### Supplied data

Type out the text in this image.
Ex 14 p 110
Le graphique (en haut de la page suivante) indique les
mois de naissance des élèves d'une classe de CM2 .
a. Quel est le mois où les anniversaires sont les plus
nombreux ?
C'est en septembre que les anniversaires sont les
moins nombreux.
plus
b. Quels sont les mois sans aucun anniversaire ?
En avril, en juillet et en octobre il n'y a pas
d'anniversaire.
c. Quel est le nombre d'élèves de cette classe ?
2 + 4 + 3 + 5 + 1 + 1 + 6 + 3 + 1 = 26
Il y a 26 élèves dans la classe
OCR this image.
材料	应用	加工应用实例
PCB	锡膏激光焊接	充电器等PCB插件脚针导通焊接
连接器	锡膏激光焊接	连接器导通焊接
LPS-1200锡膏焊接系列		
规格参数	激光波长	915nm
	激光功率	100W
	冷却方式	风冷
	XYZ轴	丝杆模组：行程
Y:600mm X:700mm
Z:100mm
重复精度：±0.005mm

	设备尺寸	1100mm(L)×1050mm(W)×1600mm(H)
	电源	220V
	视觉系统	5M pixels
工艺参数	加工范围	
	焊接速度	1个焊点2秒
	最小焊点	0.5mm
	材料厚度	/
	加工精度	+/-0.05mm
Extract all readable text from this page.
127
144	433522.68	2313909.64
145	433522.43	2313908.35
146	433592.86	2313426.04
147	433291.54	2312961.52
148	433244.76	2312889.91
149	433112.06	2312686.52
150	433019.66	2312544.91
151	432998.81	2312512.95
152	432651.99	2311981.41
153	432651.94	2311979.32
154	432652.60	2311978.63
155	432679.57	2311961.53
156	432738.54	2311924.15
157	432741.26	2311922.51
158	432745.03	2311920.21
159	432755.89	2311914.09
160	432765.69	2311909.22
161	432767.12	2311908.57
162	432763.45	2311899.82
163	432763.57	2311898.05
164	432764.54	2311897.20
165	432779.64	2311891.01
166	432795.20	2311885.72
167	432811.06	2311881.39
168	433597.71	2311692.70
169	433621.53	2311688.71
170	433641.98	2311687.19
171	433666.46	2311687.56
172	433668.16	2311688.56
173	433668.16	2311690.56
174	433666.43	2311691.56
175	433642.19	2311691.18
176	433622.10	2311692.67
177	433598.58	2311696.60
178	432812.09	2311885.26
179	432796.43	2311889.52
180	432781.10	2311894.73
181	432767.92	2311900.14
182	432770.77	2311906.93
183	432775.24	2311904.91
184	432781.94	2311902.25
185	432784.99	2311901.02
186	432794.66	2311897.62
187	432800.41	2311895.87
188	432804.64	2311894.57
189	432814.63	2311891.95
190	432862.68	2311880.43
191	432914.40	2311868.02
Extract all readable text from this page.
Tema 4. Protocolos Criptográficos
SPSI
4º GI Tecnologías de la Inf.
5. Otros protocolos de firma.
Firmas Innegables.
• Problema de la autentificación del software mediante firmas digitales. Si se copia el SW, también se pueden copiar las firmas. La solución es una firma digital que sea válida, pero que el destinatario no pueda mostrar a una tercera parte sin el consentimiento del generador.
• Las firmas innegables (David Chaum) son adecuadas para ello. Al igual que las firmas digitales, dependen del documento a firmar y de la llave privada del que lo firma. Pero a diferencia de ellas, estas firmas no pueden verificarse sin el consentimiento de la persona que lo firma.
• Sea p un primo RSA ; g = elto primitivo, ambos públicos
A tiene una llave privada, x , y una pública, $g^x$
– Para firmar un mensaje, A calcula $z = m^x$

######

**What you should do:**
Quote all of the entries verbatim.

**Correct response:**
Type out the text in this image.
Ex 14 p 110
Le graphique (en haut de la page suivante) indique les
mois de naissance des élèves d'une classe de CM2 .
a. Quel est le mois où les anniversaires sont les plus
nombreux ?
C'est en septembre que les anniversaires sont les
moins nombreux.
plus
b. Quels sont les mois sans aucun anniversaire ?
En avril, en juillet et en octobre il n'y a pas
d'anniversaire.
c. Quel est le nombre d'élèves de cette classe ?
2 + 4 + 3 + 5 + 1 + 1 + 6 + 3 + 1 = 26
Il y a 26 élèves dans la classe
OCR this image.
材料	应用	加工应用实例
PCB	锡膏激光焊接	充电器等PCB插件脚针导通焊接
连接器	锡膏激光焊接	连接器导通焊接
LPS-1200锡膏焊接系列		
规格参数	激光波长	915nm
	激光功率	100W
	冷却方式	风冷
	XYZ轴	丝杆模组：行程
Y:600mm X:700mm
Z:100mm
重复精度：±0.005mm

	设备尺寸	1100mm(L)×1050mm(W)×1600mm(H)
	电源	220V
	视觉系统	5M pixels
工艺参数	加工范围	
	焊接速度	1个焊点2秒
	最小焊点	0.5mm
	材料厚度	/
	加工精度	+/-0.05mm
Extract all readable text from this page.
127
144	433522.68	2313909.64
145	433522.43	2313908.35
146	433592.86	2313426.04
147	433291.54	2312961.52
148	433244.76	2312889.91
149	433112.06	2312686.52
150	433019.66	2312544.91
151	432998.81	2312512.95
152	432651.99	2311981.41
153	432651.94	2311979.32
154	432652.60	2311978.63
155	432679.57	2311961.53
156	432738.54	2311924.15
157	432741.26	2311922.51
158	432745.03	2311920.21
159	432755.89	2311914.09
160	432765.69	2311909.22
161	432767.12	2311908.57
162	432763.45	2311899.82
163	432763.57	2311898.05
164	432764.54	2311897.20
165	432779.64	2311891.01
166	432795.20	2311885.72
167	432811.06	2311881.39
168	433597.71	2311692.70
169	433621.53	2311688.71
170	433641.98	2311687.19
171	433666.46	2311687.56
172	433668.16	2311688.56
173	433668.16	2311690.56
174	433666.43	2311691.56
175	433642.19	2311691.18
176	433622.10	2311692.67
177	433598.58	2311696.60
178	432812.09	2311885.26
179	432796.43	2311889.52
180	432781.10	2311894.73
181	432767.92	2311900.14
182	432770.77	2311906.93
183	432775.24	2311904.91
184	432781.94	2311902.25
185	432784.99	2311901.02
186	432794.66	2311897.62
187	432800.41	2311895.87
188	432804.64	2311894.57
189	432814.63	2311891.95
190	432862.68	2311880.43
191	432914.40	2311868.02
Extract all readable text from this page.
Tema 4. Protocolos Criptográficos
SPSI
4º GI Tecnologías de la Inf.
5. Otros protocolos de firma.
Firmas Innegables.
• Problema de la autentificación del software mediante firmas digitales. Si se copia el SW, también se pueden copiar las firmas. La solución es una firma digital que sea válida, pero que el destinatario no pueda mostrar a una tercera parte sin el consentimiento del generador.
• Las firmas innegables (David Chaum) son adecuadas para ello. Al igual que las firmas digitales, dependen del documento a firmar y de la llave privada del que lo firma. Pero a diferencia de ellas, estas firmas no pueden verificarse sin el consentimiento de la persona que lo firma.
• Sea p un primo RSA ; g = elto primitivo, ambos públicos
A tiene una llave privada, x , y una pública, $g^x$
– Para firmar un mensaje, A calcula $z = m^x$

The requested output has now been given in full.